* _What you are asked to do_:
Using the records below, report how many lines hold "הנביא", with no extra text.

• • • • •

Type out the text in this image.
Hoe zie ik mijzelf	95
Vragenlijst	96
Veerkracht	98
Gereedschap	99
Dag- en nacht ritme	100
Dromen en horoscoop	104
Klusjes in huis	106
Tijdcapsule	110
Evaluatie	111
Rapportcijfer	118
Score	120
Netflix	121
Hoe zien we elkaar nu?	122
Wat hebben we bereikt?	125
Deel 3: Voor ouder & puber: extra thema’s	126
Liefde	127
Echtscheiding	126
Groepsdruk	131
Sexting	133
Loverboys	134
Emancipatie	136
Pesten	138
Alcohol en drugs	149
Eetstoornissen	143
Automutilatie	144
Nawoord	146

• • • • •

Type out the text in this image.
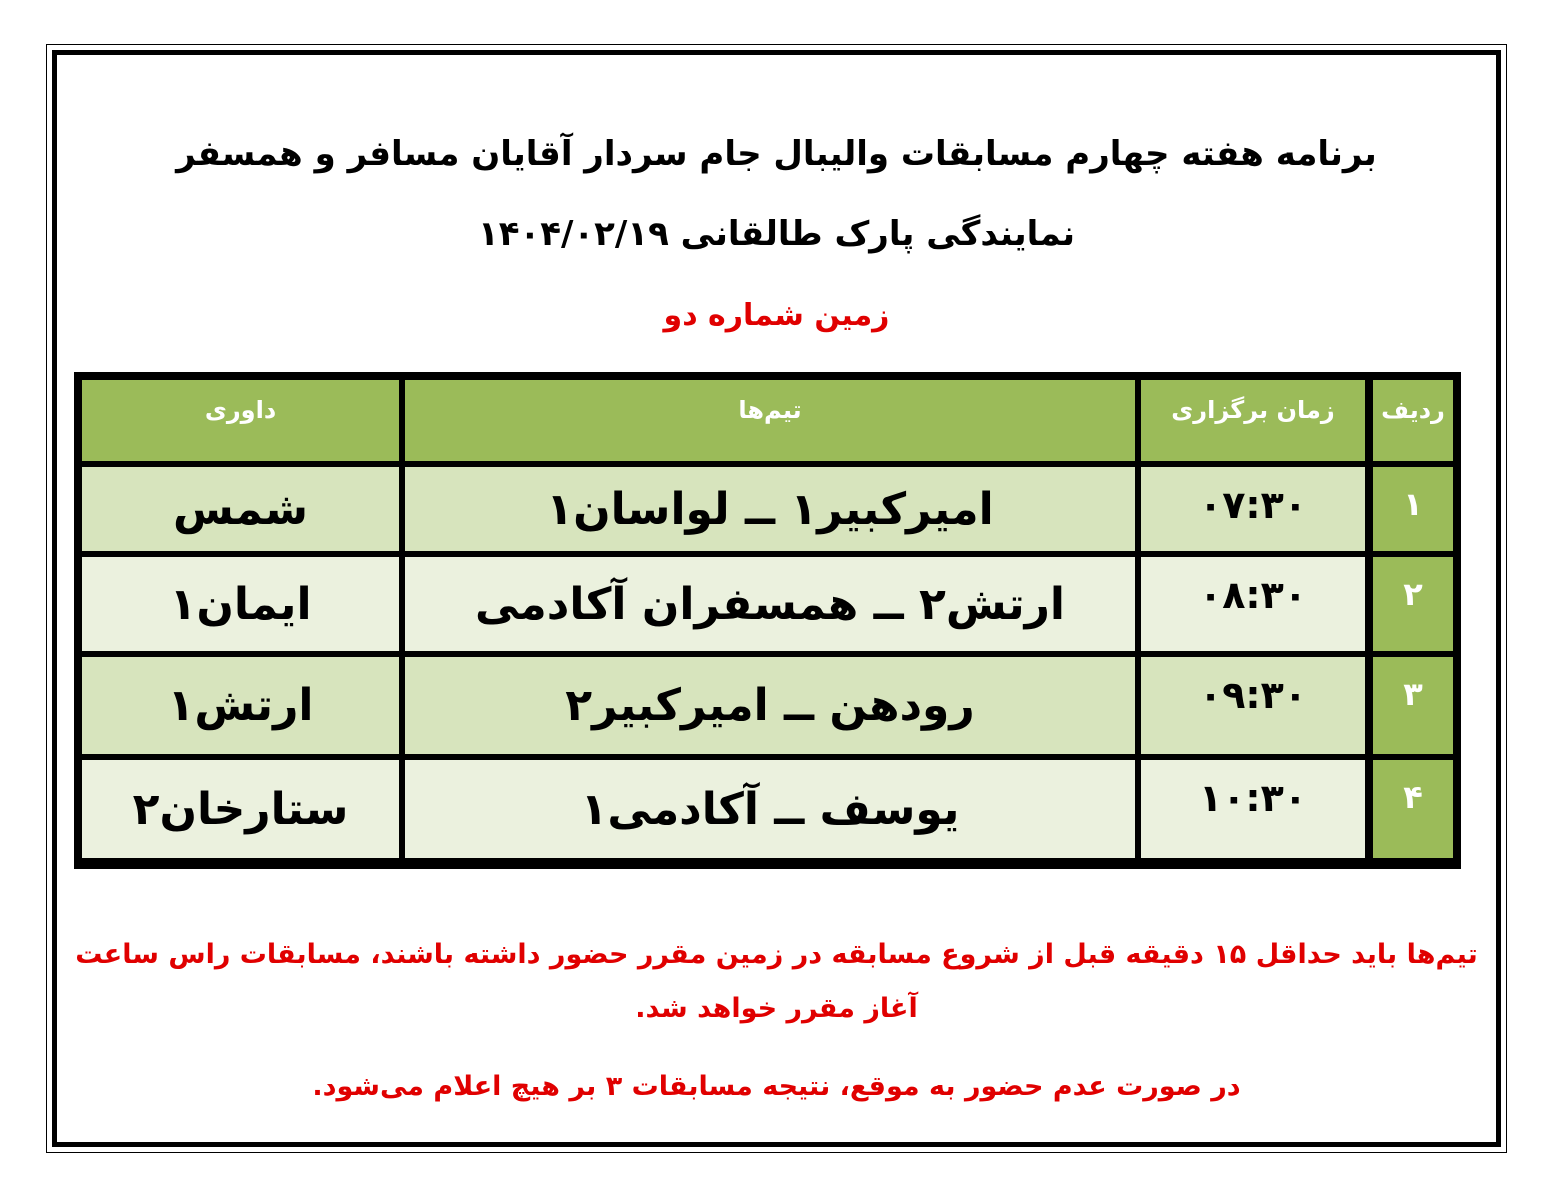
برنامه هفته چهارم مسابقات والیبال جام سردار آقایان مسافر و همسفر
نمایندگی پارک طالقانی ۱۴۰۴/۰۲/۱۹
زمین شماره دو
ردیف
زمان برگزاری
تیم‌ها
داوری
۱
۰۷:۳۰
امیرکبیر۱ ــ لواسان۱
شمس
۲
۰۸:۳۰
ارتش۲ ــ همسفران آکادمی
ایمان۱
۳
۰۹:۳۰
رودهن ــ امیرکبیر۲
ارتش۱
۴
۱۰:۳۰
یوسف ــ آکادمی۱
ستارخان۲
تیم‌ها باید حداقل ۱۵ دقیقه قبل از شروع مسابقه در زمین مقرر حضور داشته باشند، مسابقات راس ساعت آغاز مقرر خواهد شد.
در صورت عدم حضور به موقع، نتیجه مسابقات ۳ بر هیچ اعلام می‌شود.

• • • • •

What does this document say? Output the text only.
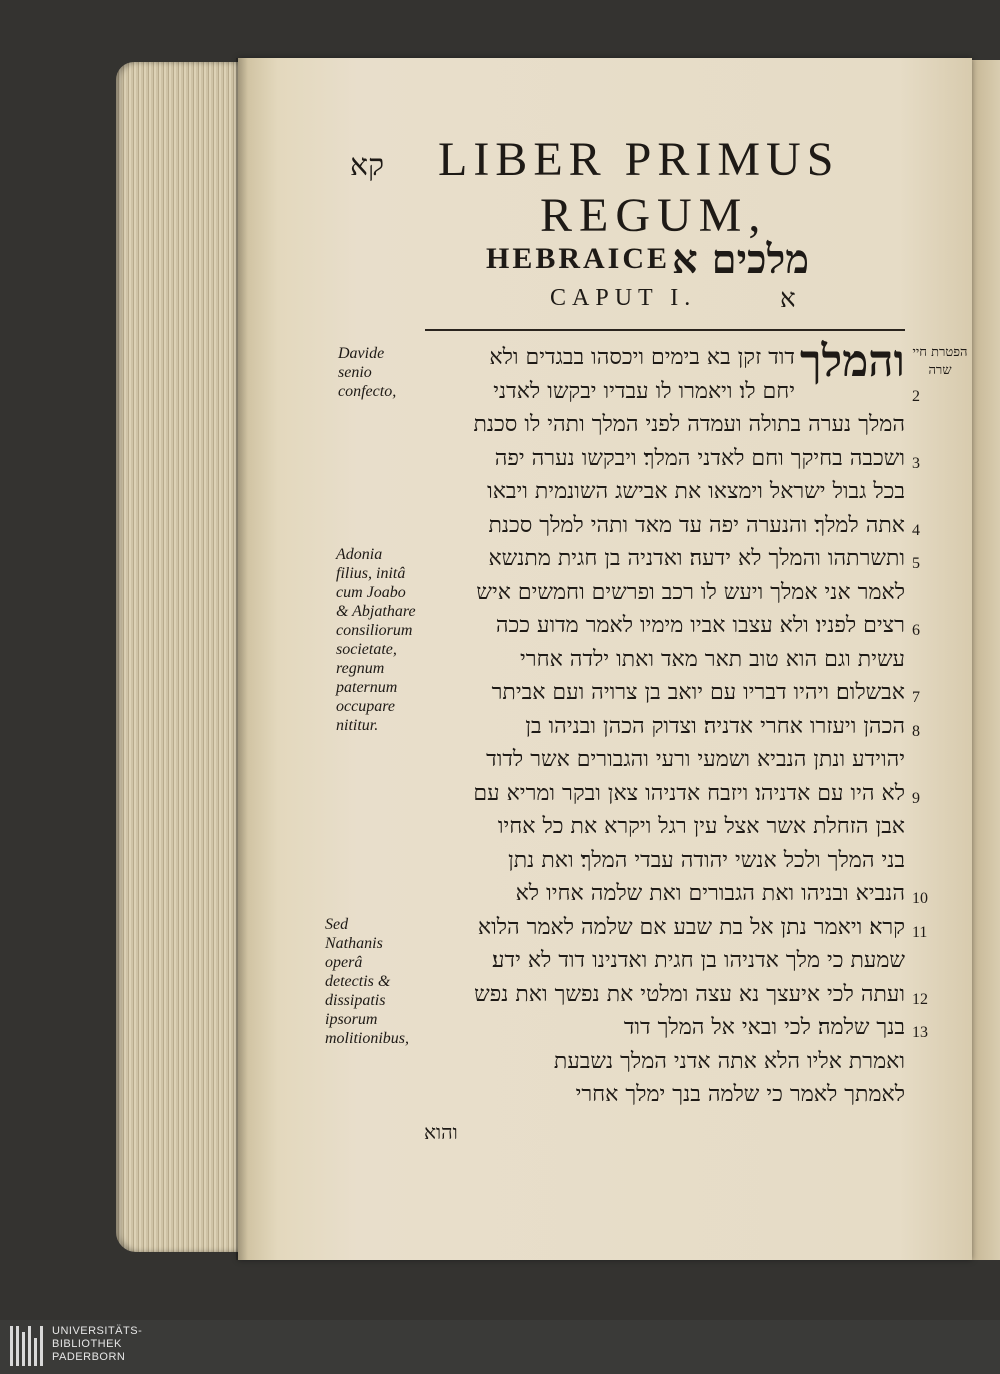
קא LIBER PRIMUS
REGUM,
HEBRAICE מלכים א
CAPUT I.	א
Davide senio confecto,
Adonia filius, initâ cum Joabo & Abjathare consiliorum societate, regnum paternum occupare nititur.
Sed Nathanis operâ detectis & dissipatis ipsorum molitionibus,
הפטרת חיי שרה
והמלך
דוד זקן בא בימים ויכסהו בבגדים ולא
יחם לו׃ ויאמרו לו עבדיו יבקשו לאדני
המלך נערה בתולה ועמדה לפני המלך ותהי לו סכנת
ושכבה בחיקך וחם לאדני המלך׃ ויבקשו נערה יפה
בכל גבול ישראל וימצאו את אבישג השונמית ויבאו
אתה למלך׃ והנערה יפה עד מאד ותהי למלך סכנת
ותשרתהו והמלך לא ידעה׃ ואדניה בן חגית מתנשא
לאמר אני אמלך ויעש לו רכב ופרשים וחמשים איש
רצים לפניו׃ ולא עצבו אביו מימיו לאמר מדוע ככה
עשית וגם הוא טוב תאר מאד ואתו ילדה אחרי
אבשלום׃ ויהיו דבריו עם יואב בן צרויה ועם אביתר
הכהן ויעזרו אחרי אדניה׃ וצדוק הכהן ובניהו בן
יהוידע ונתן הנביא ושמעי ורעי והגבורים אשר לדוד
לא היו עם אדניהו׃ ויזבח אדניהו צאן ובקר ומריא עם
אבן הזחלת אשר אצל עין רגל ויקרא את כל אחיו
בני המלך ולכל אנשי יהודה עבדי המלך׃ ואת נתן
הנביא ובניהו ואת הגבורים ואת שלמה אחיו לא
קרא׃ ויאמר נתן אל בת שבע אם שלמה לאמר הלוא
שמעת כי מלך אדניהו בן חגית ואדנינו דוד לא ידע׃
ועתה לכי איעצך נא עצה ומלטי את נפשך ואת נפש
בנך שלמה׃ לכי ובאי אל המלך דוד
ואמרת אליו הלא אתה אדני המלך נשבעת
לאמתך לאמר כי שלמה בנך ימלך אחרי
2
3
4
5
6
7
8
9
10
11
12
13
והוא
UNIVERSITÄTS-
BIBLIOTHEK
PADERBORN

• • • • •

* _Solution to the problem_:
2